§ **Task instructions**
Look through the data for the string "critical". Copy every line where it is found.

(Data excerpts)

*-*-*

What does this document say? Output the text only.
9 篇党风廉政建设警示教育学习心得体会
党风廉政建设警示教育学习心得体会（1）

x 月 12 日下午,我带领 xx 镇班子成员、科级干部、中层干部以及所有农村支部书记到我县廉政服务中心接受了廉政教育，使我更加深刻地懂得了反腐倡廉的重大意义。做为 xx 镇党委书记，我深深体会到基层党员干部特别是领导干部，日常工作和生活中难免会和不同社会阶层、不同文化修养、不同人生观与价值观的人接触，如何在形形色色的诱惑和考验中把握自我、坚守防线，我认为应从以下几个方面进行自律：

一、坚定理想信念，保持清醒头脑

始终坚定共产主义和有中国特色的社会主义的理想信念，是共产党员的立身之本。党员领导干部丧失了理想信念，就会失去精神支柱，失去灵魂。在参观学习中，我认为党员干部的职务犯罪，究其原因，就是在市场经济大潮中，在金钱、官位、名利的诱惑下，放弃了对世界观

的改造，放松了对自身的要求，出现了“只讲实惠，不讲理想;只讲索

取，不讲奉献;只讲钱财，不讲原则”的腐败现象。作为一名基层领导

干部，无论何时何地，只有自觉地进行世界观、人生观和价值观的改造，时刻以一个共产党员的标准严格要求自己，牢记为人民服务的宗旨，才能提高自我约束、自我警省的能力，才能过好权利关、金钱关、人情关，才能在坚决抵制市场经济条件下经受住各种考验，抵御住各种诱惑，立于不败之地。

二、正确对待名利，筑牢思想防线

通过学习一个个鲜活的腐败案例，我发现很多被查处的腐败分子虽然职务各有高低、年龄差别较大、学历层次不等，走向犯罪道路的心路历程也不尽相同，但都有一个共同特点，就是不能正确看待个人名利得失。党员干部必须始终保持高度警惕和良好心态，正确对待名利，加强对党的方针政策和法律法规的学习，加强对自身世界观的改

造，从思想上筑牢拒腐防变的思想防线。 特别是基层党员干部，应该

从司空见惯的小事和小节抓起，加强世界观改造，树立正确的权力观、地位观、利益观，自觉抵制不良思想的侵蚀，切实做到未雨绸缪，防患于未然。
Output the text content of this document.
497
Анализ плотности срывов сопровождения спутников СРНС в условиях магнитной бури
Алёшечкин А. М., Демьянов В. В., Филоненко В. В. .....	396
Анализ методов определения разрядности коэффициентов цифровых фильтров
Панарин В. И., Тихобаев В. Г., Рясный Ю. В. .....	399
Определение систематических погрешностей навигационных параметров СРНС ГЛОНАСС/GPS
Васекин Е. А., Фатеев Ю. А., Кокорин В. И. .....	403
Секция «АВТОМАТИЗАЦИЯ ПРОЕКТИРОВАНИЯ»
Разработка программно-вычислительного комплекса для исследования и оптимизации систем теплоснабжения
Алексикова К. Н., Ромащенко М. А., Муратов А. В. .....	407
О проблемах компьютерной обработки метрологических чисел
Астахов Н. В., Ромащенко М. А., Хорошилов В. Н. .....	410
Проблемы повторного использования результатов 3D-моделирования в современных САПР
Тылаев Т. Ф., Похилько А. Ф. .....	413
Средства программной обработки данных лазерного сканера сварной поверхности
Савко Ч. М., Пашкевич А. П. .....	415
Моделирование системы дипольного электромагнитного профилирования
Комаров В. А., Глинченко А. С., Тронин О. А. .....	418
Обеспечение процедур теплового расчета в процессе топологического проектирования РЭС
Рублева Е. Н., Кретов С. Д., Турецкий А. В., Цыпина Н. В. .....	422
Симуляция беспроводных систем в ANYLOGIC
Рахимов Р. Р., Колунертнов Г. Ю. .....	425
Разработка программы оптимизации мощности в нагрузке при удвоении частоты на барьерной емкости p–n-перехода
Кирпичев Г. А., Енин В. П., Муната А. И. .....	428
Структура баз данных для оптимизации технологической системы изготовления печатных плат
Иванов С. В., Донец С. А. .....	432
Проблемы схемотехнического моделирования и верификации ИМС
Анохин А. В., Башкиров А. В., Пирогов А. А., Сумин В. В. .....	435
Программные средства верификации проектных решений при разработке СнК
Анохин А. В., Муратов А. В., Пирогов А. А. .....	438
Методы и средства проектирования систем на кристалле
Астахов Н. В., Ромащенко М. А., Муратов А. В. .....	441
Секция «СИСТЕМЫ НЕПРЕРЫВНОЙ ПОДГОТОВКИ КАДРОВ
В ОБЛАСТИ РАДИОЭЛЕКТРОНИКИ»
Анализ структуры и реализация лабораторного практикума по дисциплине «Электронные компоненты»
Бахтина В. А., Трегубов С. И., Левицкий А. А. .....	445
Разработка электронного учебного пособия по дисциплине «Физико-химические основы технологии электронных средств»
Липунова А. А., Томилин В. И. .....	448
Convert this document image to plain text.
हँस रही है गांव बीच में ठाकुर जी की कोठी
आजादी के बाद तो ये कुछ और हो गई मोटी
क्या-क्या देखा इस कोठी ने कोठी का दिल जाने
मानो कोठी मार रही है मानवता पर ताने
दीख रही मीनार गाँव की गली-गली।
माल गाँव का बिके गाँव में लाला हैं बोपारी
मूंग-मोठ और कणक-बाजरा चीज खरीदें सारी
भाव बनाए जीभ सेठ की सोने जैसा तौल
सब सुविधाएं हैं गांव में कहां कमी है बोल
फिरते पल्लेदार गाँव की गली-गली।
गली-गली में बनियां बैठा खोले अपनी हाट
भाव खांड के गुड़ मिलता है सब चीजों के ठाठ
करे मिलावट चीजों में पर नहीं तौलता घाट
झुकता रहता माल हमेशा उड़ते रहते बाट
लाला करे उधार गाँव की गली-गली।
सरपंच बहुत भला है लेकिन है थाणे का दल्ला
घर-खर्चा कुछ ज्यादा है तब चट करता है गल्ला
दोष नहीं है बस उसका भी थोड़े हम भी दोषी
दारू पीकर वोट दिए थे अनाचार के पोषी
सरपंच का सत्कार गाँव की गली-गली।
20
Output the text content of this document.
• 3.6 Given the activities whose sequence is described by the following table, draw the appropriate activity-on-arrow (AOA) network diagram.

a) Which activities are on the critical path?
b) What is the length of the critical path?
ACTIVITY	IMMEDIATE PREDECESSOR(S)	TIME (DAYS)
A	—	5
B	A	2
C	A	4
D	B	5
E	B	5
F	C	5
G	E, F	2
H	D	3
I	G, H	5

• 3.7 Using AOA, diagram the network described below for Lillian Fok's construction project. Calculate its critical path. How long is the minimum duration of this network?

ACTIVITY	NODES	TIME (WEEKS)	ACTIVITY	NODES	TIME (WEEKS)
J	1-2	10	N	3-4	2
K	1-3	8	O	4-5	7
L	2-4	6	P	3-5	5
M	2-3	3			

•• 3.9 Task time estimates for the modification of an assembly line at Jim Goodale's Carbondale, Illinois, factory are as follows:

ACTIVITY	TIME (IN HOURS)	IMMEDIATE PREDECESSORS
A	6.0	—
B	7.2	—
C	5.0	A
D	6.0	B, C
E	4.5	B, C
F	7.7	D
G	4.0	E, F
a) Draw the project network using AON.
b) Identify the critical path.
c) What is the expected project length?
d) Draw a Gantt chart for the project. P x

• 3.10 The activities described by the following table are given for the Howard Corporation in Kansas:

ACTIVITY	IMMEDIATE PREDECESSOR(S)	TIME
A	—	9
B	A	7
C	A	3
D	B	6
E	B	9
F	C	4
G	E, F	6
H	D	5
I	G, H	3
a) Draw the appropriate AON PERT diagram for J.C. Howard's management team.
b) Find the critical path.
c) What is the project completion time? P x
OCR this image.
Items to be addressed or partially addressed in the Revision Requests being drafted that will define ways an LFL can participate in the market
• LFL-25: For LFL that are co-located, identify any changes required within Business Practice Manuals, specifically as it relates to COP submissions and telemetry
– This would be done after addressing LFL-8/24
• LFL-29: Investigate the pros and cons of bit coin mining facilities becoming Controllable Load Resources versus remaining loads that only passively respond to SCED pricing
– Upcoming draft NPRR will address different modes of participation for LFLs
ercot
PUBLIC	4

*-*-*

§ **Solution for this task**
a) Which activities are on the critical path?
b) What is the length of the critical path?
• 3.7 Using AOA, diagram the network described below for Lillian Fok's construction project. Calculate its critical path. How long is the minimum duration of this network?
b) Identify the critical path.
b) Find the critical path.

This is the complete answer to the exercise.